Each entry below should be returned exactly as is, with the pictures removed.

----

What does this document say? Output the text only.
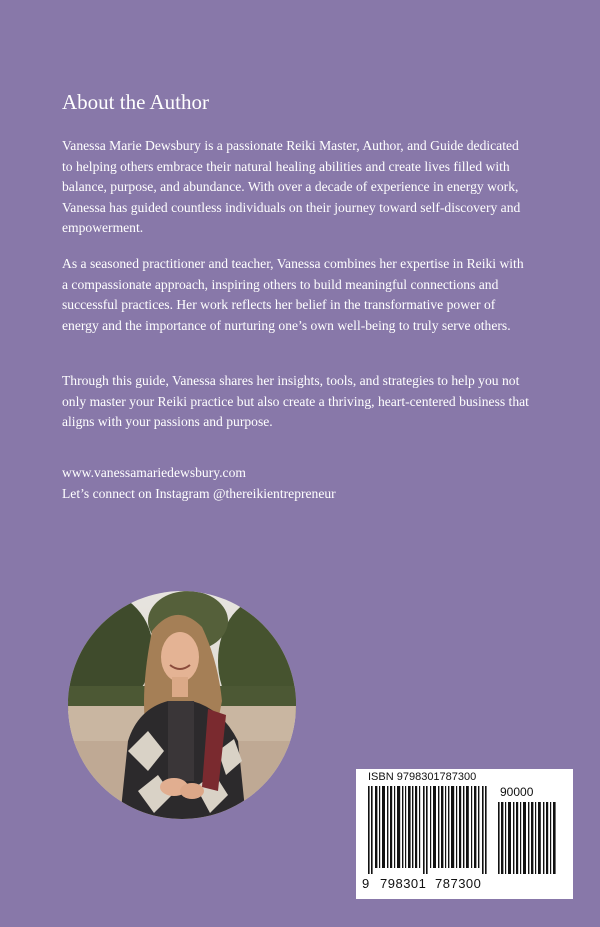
About the Author

Vanessa Marie Dewsbury is a passionate Reiki Master, Author, and Guide dedicated to helping others embrace their natural healing abilities and create lives filled with balance, purpose, and abundance. With over a decade of experience in energy work, Vanessa has guided countless individuals on their journey toward self-discovery and empowerment.

As a seasoned practitioner and teacher, Vanessa combines her expertise in Reiki with a compassionate approach, inspiring others to build meaningful connections and successful practices. Her work reflects her belief in the transformative power of energy and the importance of nurturing one’s own well-being to truly serve others.

Through this guide, Vanessa shares her insights, tools, and strategies to help you not only master your Reiki practice but also create a thriving, heart-centered business that aligns with your passions and purpose.

www.vanessamariedewsbury.com
Let’s connect on Instagram @thereikientrepreneur
ISBN 9798301787300
90000
9 798301 787300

----

**Answer below**
What does this document say? Output the text only.
About the Author

Vanessa Marie Dewsbury is a passionate Reiki Master, Author, and Guide dedicated to helping others embrace their natural healing abilities and create lives filled with balance, purpose, and abundance. With over a decade of experience in energy work, Vanessa has guided countless individuals on their journey toward self-discovery and empowerment.

As a seasoned practitioner and teacher, Vanessa combines her expertise in Reiki with a compassionate approach, inspiring others to build meaningful connections and successful practices. Her work reflects her belief in the transformative power of energy and the importance of nurturing one’s own well-being to truly serve others.

Through this guide, Vanessa shares her insights, tools, and strategies to help you not only master your Reiki practice but also create a thriving, heart-centered business that aligns with your passions and purpose.

www.vanessamariedewsbury.com
Let’s connect on Instagram @thereikientrepreneur
ISBN 9798301787300
90000
9 798301 787300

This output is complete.